- **WHAT YOU ARE ASKED TO DO**: Among the entries, which lines carry the string "Name"? Copy each of them.

- **EXERCISE INPUTS**:
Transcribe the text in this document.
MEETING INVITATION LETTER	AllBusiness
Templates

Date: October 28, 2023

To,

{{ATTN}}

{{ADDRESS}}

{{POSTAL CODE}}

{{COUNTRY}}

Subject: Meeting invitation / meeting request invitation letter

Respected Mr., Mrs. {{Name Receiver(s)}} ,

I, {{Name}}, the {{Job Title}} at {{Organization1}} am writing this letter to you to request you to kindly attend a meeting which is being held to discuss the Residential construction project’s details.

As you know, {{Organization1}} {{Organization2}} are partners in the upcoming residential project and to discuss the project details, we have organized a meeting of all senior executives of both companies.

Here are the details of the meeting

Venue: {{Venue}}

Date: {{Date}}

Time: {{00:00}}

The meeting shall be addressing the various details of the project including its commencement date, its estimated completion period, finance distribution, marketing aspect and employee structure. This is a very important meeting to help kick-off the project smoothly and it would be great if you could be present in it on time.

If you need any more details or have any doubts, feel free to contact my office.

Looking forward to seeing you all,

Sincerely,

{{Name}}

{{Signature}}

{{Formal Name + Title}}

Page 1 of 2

- **EXERCISE RESULT**:
Respected Mr., Mrs. {{Name Receiver(s)}} ,
I, {{Name}}, the {{Job Title}} at {{Organization1}} am writing this letter to you to request you to kindly attend a meeting which is being held to discuss the Residential construction project’s details.
{{Name}}
{{Formal Name + Title}}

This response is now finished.